>> BEGIN READING PASSAGE

There was a Certificate of Electrical Compliance issued at the hand over to the first and new owner. 
What would be the next course of action, if any?

----------


## chrisp

> What would be the next course of action, if any?

  Bedford, 
I suspect you know much as I on this.  Others may have additional valid ideas. 
The Standard is quite clear to me, but it comes down to the definition of "minimum" and "effective".  
I see two options:  The first option, but not my preferred, would be to call the relevant State electrical/energy authority and carefully corner them into answering your question.  I suspect they are very industry biased and are likely to side with the electrician rather than the consumer.  (In my opinion) You'd have to have them 'over the ropes' for them to act on your behalf. 
The other option is to contact an electrician and just state that you want a single isolator switch fitted and quote the above standards if required.  Ideally, you'd contact the electrician who wired it and they may do it free of charge (under the threat of option one above  :Wink:  ).To me, the label "Main Switch" is your main leverage on this one - it isn't a main switch.  I suspect, if the label is removed, it could be argued to comply (in 'letter' but not 'intent'). 
In the end, I think you (or your friend) needs to have it fixed - it isn't apparent that there are two switches that need to be switched off to fully isolate the installation.  Argue who bears the cost separately to the main switch issue. 
BTW, if there was a fire, the fire service will pull the service fuse.  The service fuse is usually at the point of attachment (for aerial cables) and is pulled with an insulated pole.  It isn't something the consumer needs to be concerned about.  The fire brigade will ensure that the power is disconnected before hosing down a fire. 
Chris  :Smilie:

----------


## iconnect

> Thanks Chrisp, I thought you'd have the Big Book I assume this would have to be accessible to the occupant? 
>  The sub board in question is one of three units on a block, with a common metering position (all separately metered), and in a locked cabinet. I'm not sure if there is a main switch in there or just a service fuse. I'm wondering (if there is a main switch there) if the Sparkie considered that it complied with the regs, but didn't allow for the locked cabinet?  The first pic is from a different installation (150 kilometers away, for comparison) I'll try to get a look at the other boards of unit 1 and 3 to see if they're the same, not that easy as none of them are mine, but unit 2 belongs to a friend and member here. 
> There was a Certificate of Electrical Compliance issued at the hand over to the first and new owner. 
> What would be the next course of action, if any?

   

> Hi Folks,  
> I have attached pics of two sub boards from two different installations.

>> END READING PASSAGE
>> BEGIN RAW DATA

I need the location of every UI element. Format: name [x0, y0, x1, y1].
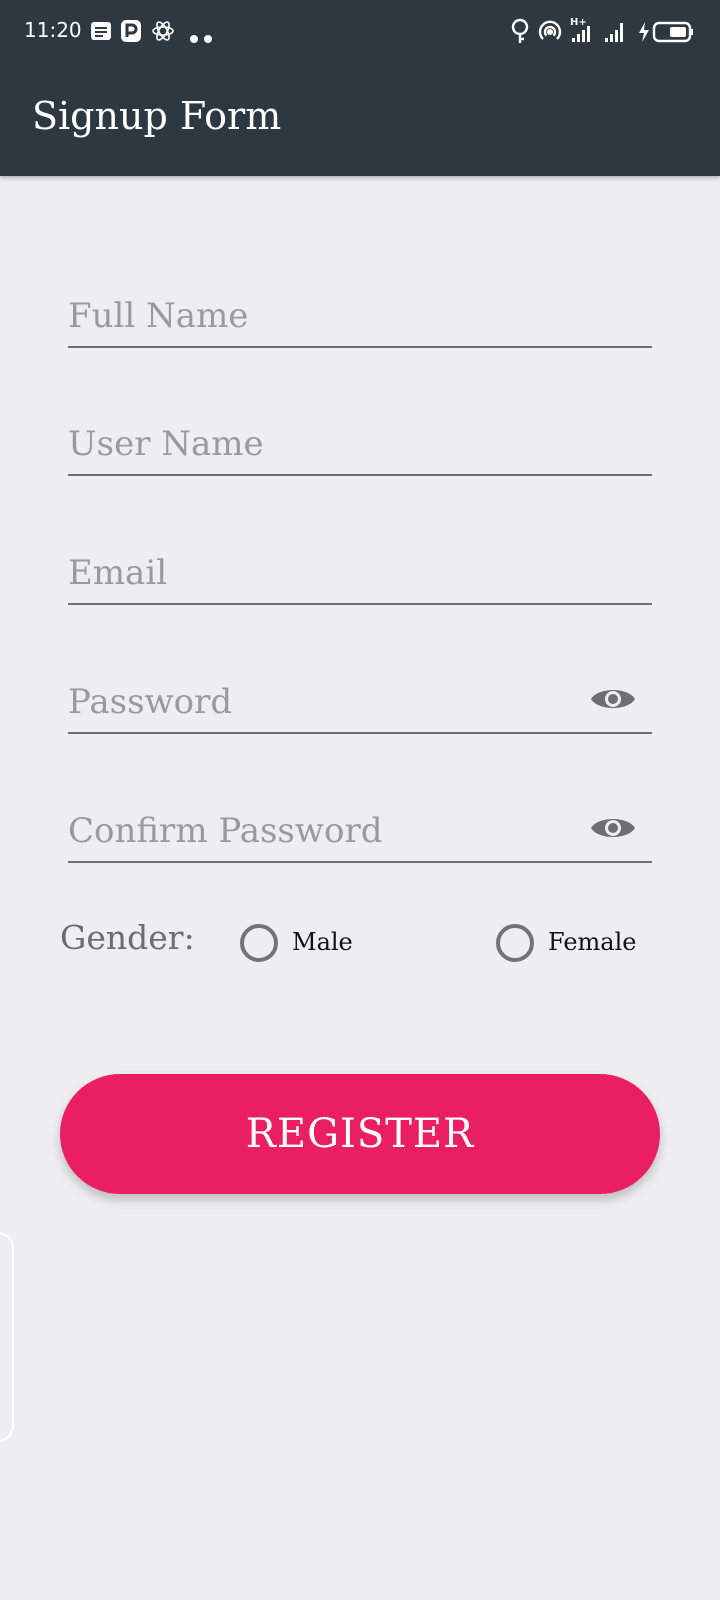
hotspot-icon: [538, 20, 562, 48]
confirm-password-field[interactable]: Confirm Password: [68, 793, 652, 863]
female-radio[interactable]: [496, 924, 534, 962]
register-button-label: REGISTER: [245, 1111, 475, 1157]
password-visibility-toggle[interactable]: [590, 684, 636, 718]
signal-icon: [604, 20, 626, 48]
full-name-field[interactable]: Full Name: [68, 278, 652, 348]
user-name-field[interactable]: User Name: [68, 406, 652, 476]
eye-icon: [591, 690, 635, 708]
user-name-placeholder: User Name: [68, 424, 264, 464]
status-time: 11:20: [24, 18, 82, 42]
atom-icon: [152, 20, 174, 46]
confirm-password-placeholder: Confirm Password: [68, 811, 383, 851]
signal-hplus-label: H+: [570, 17, 587, 28]
signal-hplus-icon: H+: [570, 16, 592, 48]
male-radio-label[interactable]: Male: [292, 928, 353, 956]
notes-icon: [90, 20, 112, 46]
edge-panel-handle[interactable]: [0, 1232, 14, 1442]
password-field[interactable]: Password: [68, 664, 652, 734]
app-bar: Signup Form: [0, 64, 720, 176]
email-placeholder: Email: [68, 553, 168, 593]
eye-icon: [591, 819, 635, 837]
email-field[interactable]: Email: [68, 535, 652, 605]
full-name-placeholder: Full Name: [68, 296, 249, 336]
page-title: Signup Form: [32, 94, 282, 138]
p-app-icon: [121, 20, 141, 46]
status-bar: 11:20 H+: [0, 0, 720, 64]
confirm-password-visibility-toggle[interactable]: [590, 813, 636, 847]
password-placeholder: Password: [68, 682, 233, 722]
more-dots-icon: [190, 28, 214, 47]
male-radio[interactable]: [240, 924, 278, 962]
gender-label: Gender:: [60, 918, 195, 957]
location-icon: [510, 18, 530, 48]
register-button[interactable]: REGISTER: [60, 1074, 660, 1194]
female-radio-label[interactable]: Female: [548, 928, 637, 956]
battery-charging-icon: [638, 20, 694, 48]
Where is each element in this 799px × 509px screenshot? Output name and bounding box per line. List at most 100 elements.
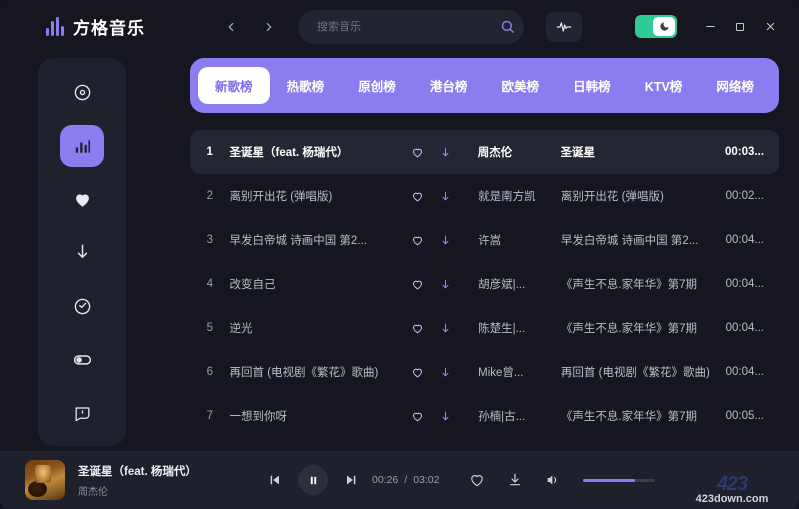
song-album: 离别开出花 (弹唱版) xyxy=(561,188,726,204)
song-title: 一想到你呀 xyxy=(230,408,404,424)
theme-toggle[interactable] xyxy=(635,15,677,38)
download-arrow-icon[interactable] xyxy=(432,278,460,291)
row-index: 7 xyxy=(190,410,230,422)
table-row[interactable]: 3 早发白帝城 诗画中国 第2... 许嵩 早发白帝城 诗画中国 第2... 0… xyxy=(190,218,779,262)
close-button[interactable] xyxy=(755,12,785,42)
skip-previous-icon[interactable] xyxy=(267,472,283,488)
song-artist: 就是南方凯 xyxy=(478,188,561,204)
sidebar-item-charts[interactable] xyxy=(60,125,104,166)
download-arrow-icon[interactable] xyxy=(432,234,460,247)
heart-icon[interactable] xyxy=(469,472,485,488)
search-icon[interactable] xyxy=(490,19,524,34)
player-bar: 圣诞星（feat. 杨瑞代） 周杰伦 00:26 / 03:02 xyxy=(0,451,799,509)
maximize-button[interactable] xyxy=(725,12,755,42)
download-arrow-icon[interactable] xyxy=(432,146,460,159)
volume-slider[interactable] xyxy=(583,479,655,482)
song-duration: 00:04... xyxy=(726,278,779,290)
download-arrow-icon[interactable] xyxy=(432,190,460,203)
skip-next-icon[interactable] xyxy=(343,472,359,488)
song-duration: 00:02... xyxy=(726,190,779,202)
song-artist: 孙楠|古... xyxy=(478,408,561,424)
heart-icon[interactable] xyxy=(403,146,431,159)
window-controls xyxy=(635,0,799,53)
search-input[interactable] xyxy=(298,21,490,33)
time-separator: / xyxy=(404,474,407,486)
song-title: 逆光 xyxy=(230,320,404,336)
sidebar-item-downloads[interactable] xyxy=(60,232,104,273)
song-artist: 陈楚生|... xyxy=(478,320,561,336)
heart-icon[interactable] xyxy=(404,278,432,291)
equalizer-button[interactable] xyxy=(546,12,582,42)
row-index: 3 xyxy=(190,234,230,246)
tab-internet[interactable]: 网络榜 xyxy=(699,67,771,104)
back-button[interactable] xyxy=(218,14,244,40)
table-row[interactable]: 2 离别开出花 (弹唱版) 就是南方凯 离别开出花 (弹唱版) 00:02... xyxy=(190,174,779,218)
watermark: 423 423down.com xyxy=(673,475,791,506)
pause-icon[interactable] xyxy=(298,465,328,495)
minimize-button[interactable] xyxy=(695,12,725,42)
table-row[interactable]: 6 再回首 (电视剧《繁花》歌曲) Mike曾... 再回首 (电视剧《繁花》歌… xyxy=(190,350,779,394)
playback-controls xyxy=(267,465,359,495)
row-index: 5 xyxy=(190,322,230,334)
player-right-controls xyxy=(469,472,655,488)
now-playing-artist: 周杰伦 xyxy=(78,483,253,498)
volume-slider-fill xyxy=(583,479,635,482)
sidebar-item-recent[interactable] xyxy=(60,286,104,327)
volume-icon[interactable] xyxy=(545,472,561,488)
song-album: 《声生不息.家年华》第7期 xyxy=(561,408,726,424)
download-arrow-icon[interactable] xyxy=(432,366,460,379)
tab-ktv[interactable]: KTV榜 xyxy=(628,67,700,104)
playback-time: 00:26 / 03:02 xyxy=(372,474,439,486)
heart-icon[interactable] xyxy=(404,190,432,203)
sidebar-item-discover[interactable] xyxy=(60,72,104,113)
table-row[interactable]: 4 改变自己 胡彦斌|... 《声生不息.家年华》第7期 00:04... xyxy=(190,262,779,306)
tab-original[interactable]: 原创榜 xyxy=(341,67,413,104)
row-index: 2 xyxy=(190,190,230,202)
song-title: 早发白帝城 诗画中国 第2... xyxy=(230,232,404,248)
sidebar-item-settings-toggle[interactable] xyxy=(60,339,104,380)
album-cover-thumbnail[interactable] xyxy=(25,460,65,500)
song-duration: 00:04... xyxy=(726,366,779,378)
download-arrow-icon[interactable] xyxy=(432,410,460,423)
song-title: 离别开出花 (弹唱版) xyxy=(230,188,404,204)
total-time: 03:02 xyxy=(413,474,439,486)
sidebar-item-feedback[interactable] xyxy=(60,393,104,434)
download-arrow-icon[interactable] xyxy=(432,322,460,335)
row-index: 4 xyxy=(190,278,230,290)
song-album: 早发白帝城 诗画中国 第2... xyxy=(561,232,726,248)
song-list: 1 圣诞星（feat. 杨瑞代） 周杰伦 圣诞星 00:03... 2 离别开出… xyxy=(190,130,779,438)
tab-new-songs[interactable]: 新歌榜 xyxy=(198,67,270,104)
song-duration: 00:03... xyxy=(725,146,779,158)
song-title: 再回首 (电视剧《繁花》歌曲) xyxy=(230,364,404,380)
tab-hot-songs[interactable]: 热歌榜 xyxy=(270,67,342,104)
song-album: 再回首 (电视剧《繁花》歌曲) xyxy=(561,364,726,380)
now-playing-info: 圣诞星（feat. 杨瑞代） 周杰伦 xyxy=(78,463,253,498)
song-title: 改变自己 xyxy=(230,276,404,292)
table-row[interactable]: 5 逆光 陈楚生|... 《声生不息.家年华》第7期 00:04... xyxy=(190,306,779,350)
heart-icon[interactable] xyxy=(404,322,432,335)
heart-icon[interactable] xyxy=(404,234,432,247)
download-icon[interactable] xyxy=(507,472,523,488)
sidebar-item-favorites[interactable] xyxy=(60,179,104,220)
row-index: 6 xyxy=(190,366,230,378)
moon-icon xyxy=(653,17,675,36)
song-artist: 周杰伦 xyxy=(478,144,561,160)
app-title: 方格音乐 xyxy=(73,14,145,39)
tab-japan-korea[interactable]: 日韩榜 xyxy=(556,67,628,104)
now-playing-title: 圣诞星（feat. 杨瑞代） xyxy=(78,463,253,479)
table-row[interactable]: 7 一想到你呀 孙楠|古... 《声生不息.家年华》第7期 00:05... xyxy=(190,394,779,438)
watermark-logo: 423 xyxy=(673,475,791,493)
search-box[interactable] xyxy=(298,10,524,44)
navigation-arrows xyxy=(218,14,282,40)
tab-hongkong-taiwan[interactable]: 港台榜 xyxy=(413,67,485,104)
song-album: 《声生不息.家年华》第7期 xyxy=(561,276,726,292)
tab-western[interactable]: 欧美榜 xyxy=(485,67,557,104)
heart-icon[interactable] xyxy=(404,410,432,423)
current-time: 00:26 xyxy=(372,474,398,486)
table-row[interactable]: 1 圣诞星（feat. 杨瑞代） 周杰伦 圣诞星 00:03... xyxy=(190,130,779,174)
forward-button[interactable] xyxy=(256,14,282,40)
app-logo: 方格音乐 xyxy=(46,14,196,39)
bar-chart-logo-icon xyxy=(46,17,64,36)
heart-icon[interactable] xyxy=(404,366,432,379)
song-album: 圣诞星 xyxy=(561,144,726,160)
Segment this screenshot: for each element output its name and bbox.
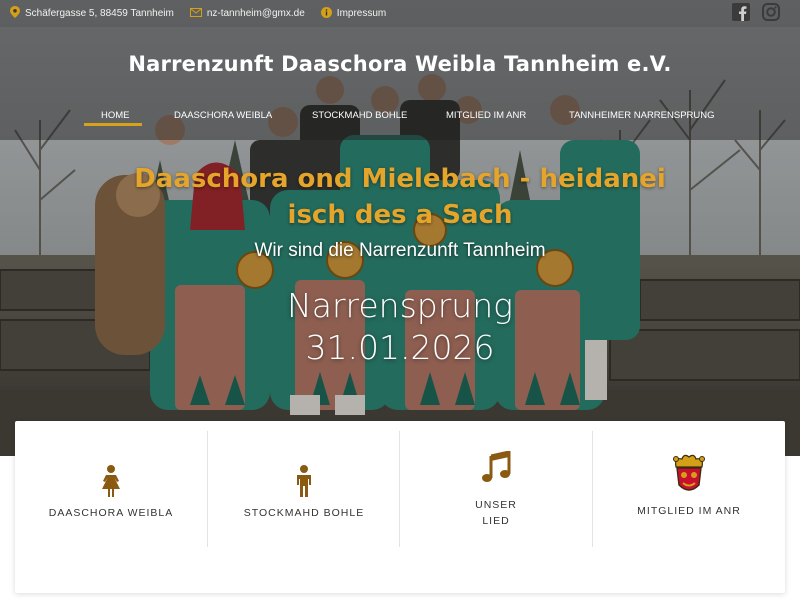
feature-mitglied-im-anr[interactable]: MITGLIED IM ANR xyxy=(593,431,785,547)
location-pin-icon xyxy=(10,6,20,21)
nav-item-home[interactable]: HOME xyxy=(101,110,130,121)
facebook-icon[interactable] xyxy=(732,3,752,23)
envelope-icon xyxy=(189,7,202,20)
nav-item-stockmahd-bohle[interactable]: STOCKMAHD BOHLE xyxy=(312,110,407,121)
nav-active-indicator xyxy=(84,123,142,126)
impressum-link[interactable]: Impressum xyxy=(337,8,386,19)
feature-label-line1: UNSER xyxy=(475,499,517,511)
instagram-icon[interactable] xyxy=(762,3,782,23)
event-name: Narrensprung xyxy=(287,286,513,325)
feature-card: DAASCHORA WEIBLA STOCKMAHD BOHLE UNSER L… xyxy=(15,421,785,593)
email-item[interactable]: nz-tannheim@gmx.de xyxy=(189,7,305,20)
hero-section: Schäfergasse 5, 88459 Tannheim nz-tannhe… xyxy=(0,0,800,456)
top-info-bar: Schäfergasse 5, 88459 Tannheim nz-tannhe… xyxy=(0,0,800,27)
nav-item-tannheimer-narrensprung[interactable]: TANNHEIMER NARRENSPRUNG xyxy=(569,110,715,121)
feature-unser-lied[interactable]: UNSER LIED xyxy=(400,431,592,547)
main-nav: HOME DAASCHORA WEIBLA STOCKMAHD BOHLE MI… xyxy=(0,110,800,126)
site-title[interactable]: Narrenzunft Daaschora Weibla Tannheim e.… xyxy=(0,52,800,76)
hero-tagline-line2: isch des a Sach xyxy=(287,200,513,230)
feature-label: STOCKMAHD BOHLE xyxy=(243,507,365,519)
feature-daaschora-weibla[interactable]: DAASCHORA WEIBLA xyxy=(15,431,207,547)
address-text: Schäfergasse 5, 88459 Tannheim xyxy=(25,8,174,19)
feature-label: MITGLIED IM ANR xyxy=(637,505,741,517)
anr-jester-logo-icon xyxy=(672,451,706,497)
impressum-item[interactable]: Impressum xyxy=(320,6,386,21)
male-figure-icon xyxy=(294,457,314,497)
email-link[interactable]: nz-tannheim@gmx.de xyxy=(207,8,305,19)
nav-item-mitglied-im-anr[interactable]: MITGLIED IM ANR xyxy=(446,110,526,121)
address-item: Schäfergasse 5, 88459 Tannheim xyxy=(10,6,174,21)
hero-tagline-line1: Daaschora ond Mielebach - heidanei xyxy=(134,164,666,194)
nav-item-daaschora-weibla[interactable]: DAASCHORA WEIBLA xyxy=(174,110,272,121)
feature-label-line2: LIED xyxy=(482,515,510,527)
hero-subline: Wir sind die Narrenzunft Tannheim xyxy=(254,240,546,261)
female-figure-icon xyxy=(100,457,122,497)
info-icon xyxy=(320,6,332,21)
event-date: 31.01.2026 xyxy=(305,328,495,367)
music-note-icon xyxy=(481,449,511,483)
feature-label: DAASCHORA WEIBLA xyxy=(48,507,174,519)
feature-stockmahd-bohle[interactable]: STOCKMAHD BOHLE xyxy=(208,431,400,547)
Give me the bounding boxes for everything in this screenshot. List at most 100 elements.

>> END RAW DATA

— LIST OF TASKS —
(1) State whether each statement agrees with the thread on the sub board's main switch, answering yes or no and quoting the words of the thread that decide it.
(a) Chrisp prefers calling the State electrical/energy authority.
(b) The service fuse is usually at the point of attachment for aerial cables.
(c) The sub board is one of three units on a block with a common metering position.
(2) Answer these questions from the thread on the sub board's main switch.
(a) What will the fire service pull if there is a fire?
(b) How far away is the installation shown in the first pic?
(c) Which unit belongs to a friend?
(3) List every unit number that the thread on the sub board's main switch mentions.
The data are not needed for this work.

— ANSWERS TO EACH TASK —
(1)
(a) No: "The first option, but not my preferred, would be to call the relevant State electrical/energy authority"
(b) Yes: "The service fuse is usually at the point of attachment (for aerial cables)"
(c) Yes: "The sub board in question is one of three units on a block, with a common metering position"

(2)
(a) The service fuse.
(b) 150 kilometers.
(c) Unit 2.

(3) Unit 1, unit 2, unit 3